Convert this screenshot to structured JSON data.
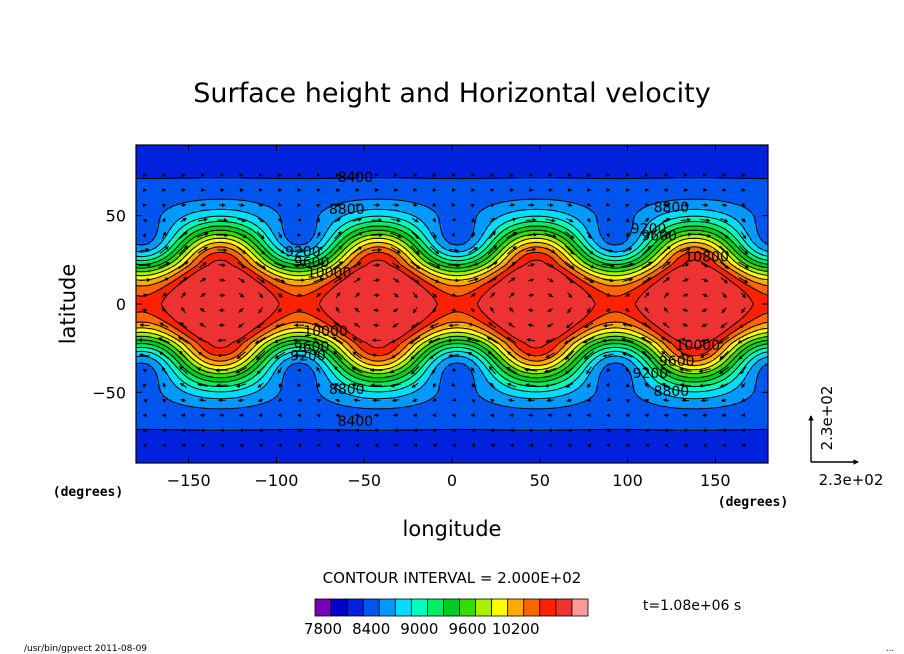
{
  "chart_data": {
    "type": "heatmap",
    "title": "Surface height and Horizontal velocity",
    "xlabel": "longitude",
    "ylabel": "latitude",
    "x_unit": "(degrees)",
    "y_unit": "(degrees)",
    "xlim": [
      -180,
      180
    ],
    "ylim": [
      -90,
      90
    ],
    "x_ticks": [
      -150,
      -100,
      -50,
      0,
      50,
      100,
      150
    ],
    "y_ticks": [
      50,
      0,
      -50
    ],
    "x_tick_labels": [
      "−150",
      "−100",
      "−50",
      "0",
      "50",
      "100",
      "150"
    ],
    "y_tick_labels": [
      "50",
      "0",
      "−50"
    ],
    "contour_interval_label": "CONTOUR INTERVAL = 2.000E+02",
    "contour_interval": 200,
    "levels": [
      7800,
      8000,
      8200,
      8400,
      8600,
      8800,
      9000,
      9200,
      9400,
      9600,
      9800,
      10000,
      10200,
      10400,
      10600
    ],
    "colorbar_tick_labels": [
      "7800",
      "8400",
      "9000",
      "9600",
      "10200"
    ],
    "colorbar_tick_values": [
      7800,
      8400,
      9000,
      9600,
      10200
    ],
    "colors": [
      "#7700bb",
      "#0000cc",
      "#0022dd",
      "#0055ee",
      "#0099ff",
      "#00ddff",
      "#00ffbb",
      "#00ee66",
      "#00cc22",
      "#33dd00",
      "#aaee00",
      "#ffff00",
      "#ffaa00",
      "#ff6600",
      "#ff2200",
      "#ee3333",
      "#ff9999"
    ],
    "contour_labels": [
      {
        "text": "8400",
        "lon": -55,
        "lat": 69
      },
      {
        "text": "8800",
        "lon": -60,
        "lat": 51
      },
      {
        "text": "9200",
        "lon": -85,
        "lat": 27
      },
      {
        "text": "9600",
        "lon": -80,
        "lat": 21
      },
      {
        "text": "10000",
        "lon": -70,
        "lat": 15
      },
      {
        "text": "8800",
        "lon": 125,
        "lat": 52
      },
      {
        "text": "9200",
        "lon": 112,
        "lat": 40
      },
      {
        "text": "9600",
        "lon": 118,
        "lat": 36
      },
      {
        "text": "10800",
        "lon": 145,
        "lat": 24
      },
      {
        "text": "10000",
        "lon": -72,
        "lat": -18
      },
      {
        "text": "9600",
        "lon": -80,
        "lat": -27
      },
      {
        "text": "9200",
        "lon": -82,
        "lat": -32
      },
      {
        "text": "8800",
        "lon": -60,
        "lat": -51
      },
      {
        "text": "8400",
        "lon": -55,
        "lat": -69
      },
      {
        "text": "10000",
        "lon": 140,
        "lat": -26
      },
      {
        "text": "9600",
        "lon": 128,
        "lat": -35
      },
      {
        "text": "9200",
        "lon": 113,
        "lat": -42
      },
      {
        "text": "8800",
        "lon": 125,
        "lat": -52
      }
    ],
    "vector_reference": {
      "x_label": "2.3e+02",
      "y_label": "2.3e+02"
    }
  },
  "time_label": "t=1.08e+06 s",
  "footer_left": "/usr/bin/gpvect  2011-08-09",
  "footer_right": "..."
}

# Objective
Quote in full the listing given above; the images are to be left out.

# In response
Convert this screenshot to structured JSON data.
{
  "chart_data": {
    "type": "heatmap",
    "title": "Surface height and Horizontal velocity",
    "xlabel": "longitude",
    "ylabel": "latitude",
    "x_unit": "(degrees)",
    "y_unit": "(degrees)",
    "xlim": [
      -180,
      180
    ],
    "ylim": [
      -90,
      90
    ],
    "x_ticks": [
      -150,
      -100,
      -50,
      0,
      50,
      100,
      150
    ],
    "y_ticks": [
      50,
      0,
      -50
    ],
    "x_tick_labels": [
      "−150",
      "−100",
      "−50",
      "0",
      "50",
      "100",
      "150"
    ],
    "y_tick_labels": [
      "50",
      "0",
      "−50"
    ],
    "contour_interval_label": "CONTOUR INTERVAL = 2.000E+02",
    "contour_interval": 200,
    "levels": [
      7800,
      8000,
      8200,
      8400,
      8600,
      8800,
      9000,
      9200,
      9400,
      9600,
      9800,
      10000,
      10200,
      10400,
      10600
    ],
    "colorbar_tick_labels": [
      "7800",
      "8400",
      "9000",
      "9600",
      "10200"
    ],
    "colorbar_tick_values": [
      7800,
      8400,
      9000,
      9600,
      10200
    ],
    "colors": [
      "#7700bb",
      "#0000cc",
      "#0022dd",
      "#0055ee",
      "#0099ff",
      "#00ddff",
      "#00ffbb",
      "#00ee66",
      "#00cc22",
      "#33dd00",
      "#aaee00",
      "#ffff00",
      "#ffaa00",
      "#ff6600",
      "#ff2200",
      "#ee3333",
      "#ff9999"
    ],
    "contour_labels": [
      {
        "text": "8400",
        "lon": -55,
        "lat": 69
      },
      {
        "text": "8800",
        "lon": -60,
        "lat": 51
      },
      {
        "text": "9200",
        "lon": -85,
        "lat": 27
      },
      {
        "text": "9600",
        "lon": -80,
        "lat": 21
      },
      {
        "text": "10000",
        "lon": -70,
        "lat": 15
      },
      {
        "text": "8800",
        "lon": 125,
        "lat": 52
      },
      {
        "text": "9200",
        "lon": 112,
        "lat": 40
      },
      {
        "text": "9600",
        "lon": 118,
        "lat": 36
      },
      {
        "text": "10800",
        "lon": 145,
        "lat": 24
      },
      {
        "text": "10000",
        "lon": -72,
        "lat": -18
      },
      {
        "text": "9600",
        "lon": -80,
        "lat": -27
      },
      {
        "text": "9200",
        "lon": -82,
        "lat": -32
      },
      {
        "text": "8800",
        "lon": -60,
        "lat": -51
      },
      {
        "text": "8400",
        "lon": -55,
        "lat": -69
      },
      {
        "text": "10000",
        "lon": 140,
        "lat": -26
      },
      {
        "text": "9600",
        "lon": 128,
        "lat": -35
      },
      {
        "text": "9200",
        "lon": 113,
        "lat": -42
      },
      {
        "text": "8800",
        "lon": 125,
        "lat": -52
      }
    ],
    "vector_reference": {
      "x_label": "2.3e+02",
      "y_label": "2.3e+02"
    }
  },
  "time_label": "t=1.08e+06 s",
  "footer_left": "/usr/bin/gpvect  2011-08-09",
  "footer_right": "..."
}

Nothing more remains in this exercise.